Wherever a line holds the string "checklist", copy that line.

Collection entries

* BEGIN *

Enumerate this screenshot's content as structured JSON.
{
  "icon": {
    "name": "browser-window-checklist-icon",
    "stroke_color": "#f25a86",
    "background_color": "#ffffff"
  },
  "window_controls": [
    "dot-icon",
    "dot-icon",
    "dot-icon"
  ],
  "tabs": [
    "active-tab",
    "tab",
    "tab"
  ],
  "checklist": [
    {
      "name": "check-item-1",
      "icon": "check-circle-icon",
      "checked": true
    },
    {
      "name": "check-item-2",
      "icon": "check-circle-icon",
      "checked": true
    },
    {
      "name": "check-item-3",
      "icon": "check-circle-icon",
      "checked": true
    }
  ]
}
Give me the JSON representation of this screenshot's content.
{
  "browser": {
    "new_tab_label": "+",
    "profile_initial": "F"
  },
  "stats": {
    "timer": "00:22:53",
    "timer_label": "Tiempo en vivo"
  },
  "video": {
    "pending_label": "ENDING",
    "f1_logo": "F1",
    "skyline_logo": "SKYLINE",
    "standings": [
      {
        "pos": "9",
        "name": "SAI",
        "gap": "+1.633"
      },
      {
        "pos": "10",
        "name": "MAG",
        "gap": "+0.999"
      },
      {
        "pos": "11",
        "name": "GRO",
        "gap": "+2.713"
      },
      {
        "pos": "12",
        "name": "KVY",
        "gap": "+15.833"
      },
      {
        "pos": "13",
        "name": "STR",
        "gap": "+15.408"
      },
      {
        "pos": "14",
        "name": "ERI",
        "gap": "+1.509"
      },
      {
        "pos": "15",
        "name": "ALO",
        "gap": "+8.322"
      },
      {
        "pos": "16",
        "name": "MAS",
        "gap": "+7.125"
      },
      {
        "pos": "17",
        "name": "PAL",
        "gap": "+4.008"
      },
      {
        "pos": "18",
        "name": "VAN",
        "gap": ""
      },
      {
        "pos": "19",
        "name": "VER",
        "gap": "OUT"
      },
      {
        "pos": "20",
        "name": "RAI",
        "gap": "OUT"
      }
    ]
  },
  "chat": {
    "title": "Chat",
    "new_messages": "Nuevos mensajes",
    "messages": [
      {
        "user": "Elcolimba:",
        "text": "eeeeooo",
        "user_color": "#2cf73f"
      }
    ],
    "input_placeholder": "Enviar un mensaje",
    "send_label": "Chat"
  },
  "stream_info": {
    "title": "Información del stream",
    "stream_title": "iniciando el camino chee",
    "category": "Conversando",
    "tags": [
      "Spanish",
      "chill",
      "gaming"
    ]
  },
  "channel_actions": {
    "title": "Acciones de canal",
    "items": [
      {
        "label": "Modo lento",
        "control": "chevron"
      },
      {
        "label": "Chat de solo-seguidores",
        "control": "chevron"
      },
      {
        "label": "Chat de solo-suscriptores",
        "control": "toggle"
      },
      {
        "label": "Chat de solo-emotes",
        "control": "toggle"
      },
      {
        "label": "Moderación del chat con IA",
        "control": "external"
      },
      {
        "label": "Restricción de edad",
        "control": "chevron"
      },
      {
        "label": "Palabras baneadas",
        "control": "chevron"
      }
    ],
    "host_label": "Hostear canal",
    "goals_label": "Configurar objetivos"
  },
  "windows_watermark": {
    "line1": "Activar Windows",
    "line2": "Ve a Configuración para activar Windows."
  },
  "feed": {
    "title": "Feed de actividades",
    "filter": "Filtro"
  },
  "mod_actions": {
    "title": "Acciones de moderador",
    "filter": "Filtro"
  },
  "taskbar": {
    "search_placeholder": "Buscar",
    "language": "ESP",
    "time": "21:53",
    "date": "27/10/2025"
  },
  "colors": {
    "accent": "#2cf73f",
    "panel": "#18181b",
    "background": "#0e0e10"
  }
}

* END *

* _ANSWER TO THIS EXERCISE_
    "name": "browser-window-checklist-icon",
  "checklist": [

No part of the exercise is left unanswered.